SUPPLIED DATA ::
☆ ☆ ☆
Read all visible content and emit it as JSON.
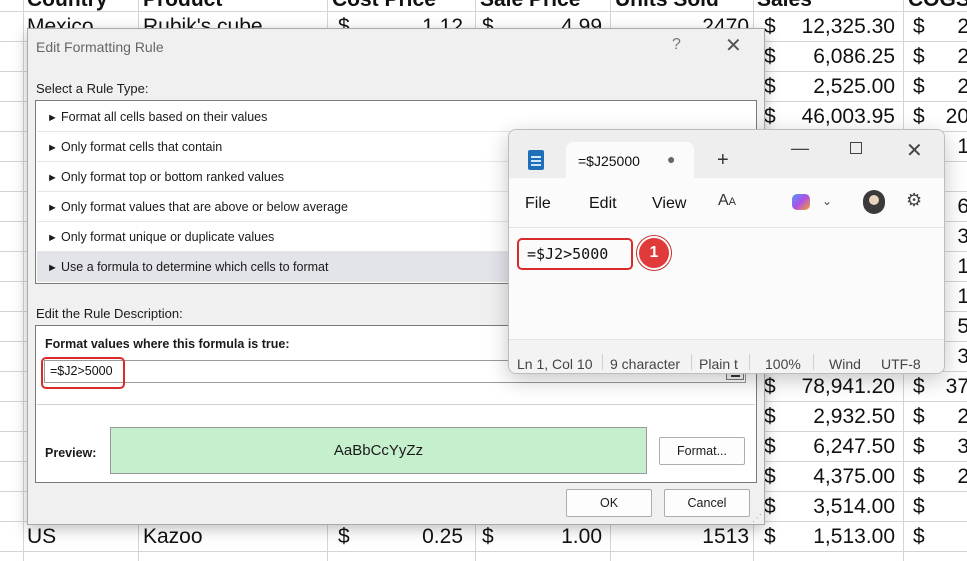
{
  "spreadsheet": {
    "header": [
      "Country",
      "Product",
      "Cost Price",
      "Sale Price",
      "Units Sold",
      "Sales",
      "COGS"
    ],
    "rows": [
      {
        "country": "Mexico",
        "product": "Rubik's cube",
        "cost_sym": "$",
        "cost": "1.12",
        "sale_sym": "$",
        "sale": "4.99",
        "units": "2470",
        "sales_sym": "$",
        "sales": "12,325.30",
        "cogs_sym": "$",
        "cogs": "2"
      },
      {
        "country": "",
        "product": "",
        "cost_sym": "",
        "cost": "",
        "sale_sym": "",
        "sale": "",
        "units": "",
        "sales_sym": "$",
        "sales": "6,086.25",
        "cogs_sym": "$",
        "cogs": "2"
      },
      {
        "country": "",
        "product": "",
        "cost_sym": "",
        "cost": "",
        "sale_sym": "",
        "sale": "",
        "units": "",
        "sales_sym": "$",
        "sales": "2,525.00",
        "cogs_sym": "$",
        "cogs": "2"
      },
      {
        "country": "",
        "product": "",
        "cost_sym": "",
        "cost": "",
        "sale_sym": "",
        "sale": "",
        "units": "",
        "sales_sym": "$",
        "sales": "46,003.95",
        "cogs_sym": "$",
        "cogs": "20"
      },
      {
        "country": "",
        "product": "",
        "cost_sym": "",
        "cost": "",
        "sale_sym": "",
        "sale": "",
        "units": "",
        "sales_sym": "",
        "sales": "",
        "cogs_sym": "",
        "cogs": "1"
      },
      {
        "country": "",
        "product": "",
        "cost_sym": "",
        "cost": "",
        "sale_sym": "",
        "sale": "",
        "units": "",
        "sales_sym": "",
        "sales": "",
        "cogs_sym": "",
        "cogs": ""
      },
      {
        "country": "",
        "product": "",
        "cost_sym": "",
        "cost": "",
        "sale_sym": "",
        "sale": "",
        "units": "",
        "sales_sym": "",
        "sales": "",
        "cogs_sym": "",
        "cogs": "6"
      },
      {
        "country": "",
        "product": "",
        "cost_sym": "",
        "cost": "",
        "sale_sym": "",
        "sale": "",
        "units": "",
        "sales_sym": "",
        "sales": "",
        "cogs_sym": "",
        "cogs": "3"
      },
      {
        "country": "",
        "product": "",
        "cost_sym": "",
        "cost": "",
        "sale_sym": "",
        "sale": "",
        "units": "",
        "sales_sym": "",
        "sales": "",
        "cogs_sym": "",
        "cogs": "1"
      },
      {
        "country": "",
        "product": "",
        "cost_sym": "",
        "cost": "",
        "sale_sym": "",
        "sale": "",
        "units": "",
        "sales_sym": "",
        "sales": "",
        "cogs_sym": "",
        "cogs": "1"
      },
      {
        "country": "",
        "product": "",
        "cost_sym": "",
        "cost": "",
        "sale_sym": "",
        "sale": "",
        "units": "",
        "sales_sym": "",
        "sales": "",
        "cogs_sym": "",
        "cogs": "5"
      },
      {
        "country": "",
        "product": "",
        "cost_sym": "",
        "cost": "",
        "sale_sym": "",
        "sale": "",
        "units": "",
        "sales_sym": "",
        "sales": "",
        "cogs_sym": "",
        "cogs": "3"
      },
      {
        "country": "",
        "product": "",
        "cost_sym": "",
        "cost": "",
        "sale_sym": "",
        "sale": "",
        "units": "",
        "sales_sym": "$",
        "sales": "78,941.20",
        "cogs_sym": "$",
        "cogs": "37"
      },
      {
        "country": "",
        "product": "",
        "cost_sym": "",
        "cost": "",
        "sale_sym": "",
        "sale": "",
        "units": "",
        "sales_sym": "$",
        "sales": "2,932.50",
        "cogs_sym": "$",
        "cogs": "2"
      },
      {
        "country": "",
        "product": "",
        "cost_sym": "",
        "cost": "",
        "sale_sym": "",
        "sale": "",
        "units": "",
        "sales_sym": "$",
        "sales": "6,247.50",
        "cogs_sym": "$",
        "cogs": "3"
      },
      {
        "country": "",
        "product": "",
        "cost_sym": "",
        "cost": "",
        "sale_sym": "",
        "sale": "",
        "units": "",
        "sales_sym": "$",
        "sales": "4,375.00",
        "cogs_sym": "$",
        "cogs": "2"
      },
      {
        "country": "",
        "product": "",
        "cost_sym": "",
        "cost": "",
        "sale_sym": "",
        "sale": "",
        "units": "",
        "sales_sym": "$",
        "sales": "3,514.00",
        "cogs_sym": "$",
        "cogs": ""
      },
      {
        "country": "US",
        "product": "Kazoo",
        "cost_sym": "$",
        "cost": "0.25",
        "sale_sym": "$",
        "sale": "1.00",
        "units": "1513",
        "sales_sym": "$",
        "sales": "1,513.00",
        "cogs_sym": "$",
        "cogs": ""
      }
    ]
  },
  "dialog": {
    "title": "Edit Formatting Rule",
    "help": "?",
    "close": "✕",
    "select_rule_type_label": "Select a Rule Type:",
    "rule_types": [
      "Format all cells based on their values",
      "Only format cells that contain",
      "Only format top or bottom ranked values",
      "Only format values that are above or below average",
      "Only format unique or duplicate values",
      "Use a formula to determine which cells to format"
    ],
    "selected_rule_index": 5,
    "edit_description_label": "Edit the Rule Description:",
    "formula_label": "Format values where this formula is true:",
    "formula_value": "=$J2>5000",
    "preview_label": "Preview:",
    "preview_sample": "AaBbCcYyZz",
    "preview_fill_color": "#c6efce",
    "format_button": "Format...",
    "ok_button": "OK",
    "cancel_button": "Cancel"
  },
  "notepad": {
    "tab_title": "=$J25000",
    "tab_unsaved_dot": "●",
    "new_tab": "+",
    "minimize": "—",
    "close": "✕",
    "menu": [
      "File",
      "Edit",
      "View"
    ],
    "icons": [
      "notepad-icon",
      "font-icon",
      "copilot-icon",
      "avatar",
      "gear-icon"
    ],
    "content": "=$J2>5000",
    "callout_number": "1",
    "status": {
      "position": "Ln 1, Col 10",
      "characters": "9 character",
      "format": "Plain t",
      "zoom": "100%",
      "line_endings": "Wind",
      "encoding": "UTF-8"
    },
    "highlight_color": "#d92b2b"
  }
}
☆ ☆ ☆
PROBLEM :: Without the pictures, give back every record precisely as shown.

REPLY TO THE TASK ::
Read all visible content and emit it as JSON.
{
  "spreadsheet": {
    "header": [
      "Country",
      "Product",
      "Cost Price",
      "Sale Price",
      "Units Sold",
      "Sales",
      "COGS"
    ],
    "rows": [
      {
        "country": "Mexico",
        "product": "Rubik's cube",
        "cost_sym": "$",
        "cost": "1.12",
        "sale_sym": "$",
        "sale": "4.99",
        "units": "2470",
        "sales_sym": "$",
        "sales": "12,325.30",
        "cogs_sym": "$",
        "cogs": "2"
      },
      {
        "country": "",
        "product": "",
        "cost_sym": "",
        "cost": "",
        "sale_sym": "",
        "sale": "",
        "units": "",
        "sales_sym": "$",
        "sales": "6,086.25",
        "cogs_sym": "$",
        "cogs": "2"
      },
      {
        "country": "",
        "product": "",
        "cost_sym": "",
        "cost": "",
        "sale_sym": "",
        "sale": "",
        "units": "",
        "sales_sym": "$",
        "sales": "2,525.00",
        "cogs_sym": "$",
        "cogs": "2"
      },
      {
        "country": "",
        "product": "",
        "cost_sym": "",
        "cost": "",
        "sale_sym": "",
        "sale": "",
        "units": "",
        "sales_sym": "$",
        "sales": "46,003.95",
        "cogs_sym": "$",
        "cogs": "20"
      },
      {
        "country": "",
        "product": "",
        "cost_sym": "",
        "cost": "",
        "sale_sym": "",
        "sale": "",
        "units": "",
        "sales_sym": "",
        "sales": "",
        "cogs_sym": "",
        "cogs": "1"
      },
      {
        "country": "",
        "product": "",
        "cost_sym": "",
        "cost": "",
        "sale_sym": "",
        "sale": "",
        "units": "",
        "sales_sym": "",
        "sales": "",
        "cogs_sym": "",
        "cogs": ""
      },
      {
        "country": "",
        "product": "",
        "cost_sym": "",
        "cost": "",
        "sale_sym": "",
        "sale": "",
        "units": "",
        "sales_sym": "",
        "sales": "",
        "cogs_sym": "",
        "cogs": "6"
      },
      {
        "country": "",
        "product": "",
        "cost_sym": "",
        "cost": "",
        "sale_sym": "",
        "sale": "",
        "units": "",
        "sales_sym": "",
        "sales": "",
        "cogs_sym": "",
        "cogs": "3"
      },
      {
        "country": "",
        "product": "",
        "cost_sym": "",
        "cost": "",
        "sale_sym": "",
        "sale": "",
        "units": "",
        "sales_sym": "",
        "sales": "",
        "cogs_sym": "",
        "cogs": "1"
      },
      {
        "country": "",
        "product": "",
        "cost_sym": "",
        "cost": "",
        "sale_sym": "",
        "sale": "",
        "units": "",
        "sales_sym": "",
        "sales": "",
        "cogs_sym": "",
        "cogs": "1"
      },
      {
        "country": "",
        "product": "",
        "cost_sym": "",
        "cost": "",
        "sale_sym": "",
        "sale": "",
        "units": "",
        "sales_sym": "",
        "sales": "",
        "cogs_sym": "",
        "cogs": "5"
      },
      {
        "country": "",
        "product": "",
        "cost_sym": "",
        "cost": "",
        "sale_sym": "",
        "sale": "",
        "units": "",
        "sales_sym": "",
        "sales": "",
        "cogs_sym": "",
        "cogs": "3"
      },
      {
        "country": "",
        "product": "",
        "cost_sym": "",
        "cost": "",
        "sale_sym": "",
        "sale": "",
        "units": "",
        "sales_sym": "$",
        "sales": "78,941.20",
        "cogs_sym": "$",
        "cogs": "37"
      },
      {
        "country": "",
        "product": "",
        "cost_sym": "",
        "cost": "",
        "sale_sym": "",
        "sale": "",
        "units": "",
        "sales_sym": "$",
        "sales": "2,932.50",
        "cogs_sym": "$",
        "cogs": "2"
      },
      {
        "country": "",
        "product": "",
        "cost_sym": "",
        "cost": "",
        "sale_sym": "",
        "sale": "",
        "units": "",
        "sales_sym": "$",
        "sales": "6,247.50",
        "cogs_sym": "$",
        "cogs": "3"
      },
      {
        "country": "",
        "product": "",
        "cost_sym": "",
        "cost": "",
        "sale_sym": "",
        "sale": "",
        "units": "",
        "sales_sym": "$",
        "sales": "4,375.00",
        "cogs_sym": "$",
        "cogs": "2"
      },
      {
        "country": "",
        "product": "",
        "cost_sym": "",
        "cost": "",
        "sale_sym": "",
        "sale": "",
        "units": "",
        "sales_sym": "$",
        "sales": "3,514.00",
        "cogs_sym": "$",
        "cogs": ""
      },
      {
        "country": "US",
        "product": "Kazoo",
        "cost_sym": "$",
        "cost": "0.25",
        "sale_sym": "$",
        "sale": "1.00",
        "units": "1513",
        "sales_sym": "$",
        "sales": "1,513.00",
        "cogs_sym": "$",
        "cogs": ""
      }
    ]
  },
  "dialog": {
    "title": "Edit Formatting Rule",
    "help": "?",
    "close": "✕",
    "select_rule_type_label": "Select a Rule Type:",
    "rule_types": [
      "Format all cells based on their values",
      "Only format cells that contain",
      "Only format top or bottom ranked values",
      "Only format values that are above or below average",
      "Only format unique or duplicate values",
      "Use a formula to determine which cells to format"
    ],
    "selected_rule_index": 5,
    "edit_description_label": "Edit the Rule Description:",
    "formula_label": "Format values where this formula is true:",
    "formula_value": "=$J2>5000",
    "preview_label": "Preview:",
    "preview_sample": "AaBbCcYyZz",
    "preview_fill_color": "#c6efce",
    "format_button": "Format...",
    "ok_button": "OK",
    "cancel_button": "Cancel"
  },
  "notepad": {
    "tab_title": "=$J25000",
    "tab_unsaved_dot": "●",
    "new_tab": "+",
    "minimize": "—",
    "close": "✕",
    "menu": [
      "File",
      "Edit",
      "View"
    ],
    "icons": [
      "notepad-icon",
      "font-icon",
      "copilot-icon",
      "avatar",
      "gear-icon"
    ],
    "content": "=$J2>5000",
    "callout_number": "1",
    "status": {
      "position": "Ln 1, Col 10",
      "characters": "9 character",
      "format": "Plain t",
      "zoom": "100%",
      "line_endings": "Wind",
      "encoding": "UTF-8"
    },
    "highlight_color": "#d92b2b"
  }
}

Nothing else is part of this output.